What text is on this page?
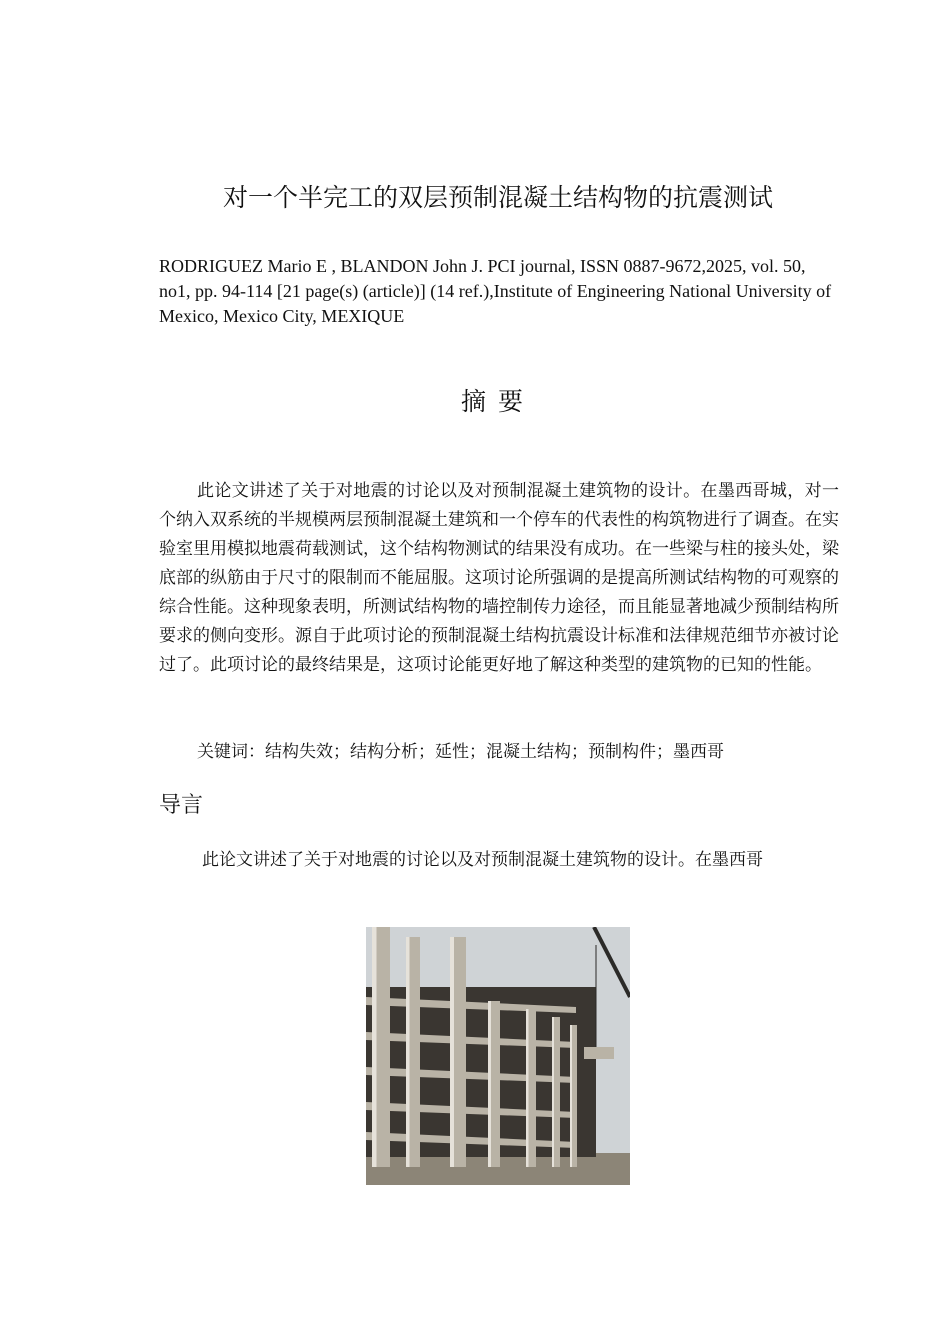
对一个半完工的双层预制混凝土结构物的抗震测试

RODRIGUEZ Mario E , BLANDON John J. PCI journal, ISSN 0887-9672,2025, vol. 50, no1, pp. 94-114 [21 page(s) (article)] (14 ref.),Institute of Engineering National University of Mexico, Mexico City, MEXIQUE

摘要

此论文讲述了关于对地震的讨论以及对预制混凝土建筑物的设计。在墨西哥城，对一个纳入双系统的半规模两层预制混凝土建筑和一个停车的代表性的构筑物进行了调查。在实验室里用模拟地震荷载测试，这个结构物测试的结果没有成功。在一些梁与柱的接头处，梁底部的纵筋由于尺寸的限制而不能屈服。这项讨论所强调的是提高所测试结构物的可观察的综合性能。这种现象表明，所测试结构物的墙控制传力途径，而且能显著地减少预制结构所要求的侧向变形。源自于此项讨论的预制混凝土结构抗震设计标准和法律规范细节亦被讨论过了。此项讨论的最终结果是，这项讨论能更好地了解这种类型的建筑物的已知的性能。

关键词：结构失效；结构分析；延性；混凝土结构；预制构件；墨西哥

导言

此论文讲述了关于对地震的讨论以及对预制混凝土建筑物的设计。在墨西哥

● Description of the task
From the data above, show each line that contains "page".

● The output
What text is on this page?
RODRIGUEZ Mario E , BLANDON John J. PCI journal, ISSN 0887-9672,2025, vol. 50, no1, pp. 94-114 [21 page(s) (article)] (14 ref.),Institute of Engineering National University of Mexico, Mexico City, MEXIQUE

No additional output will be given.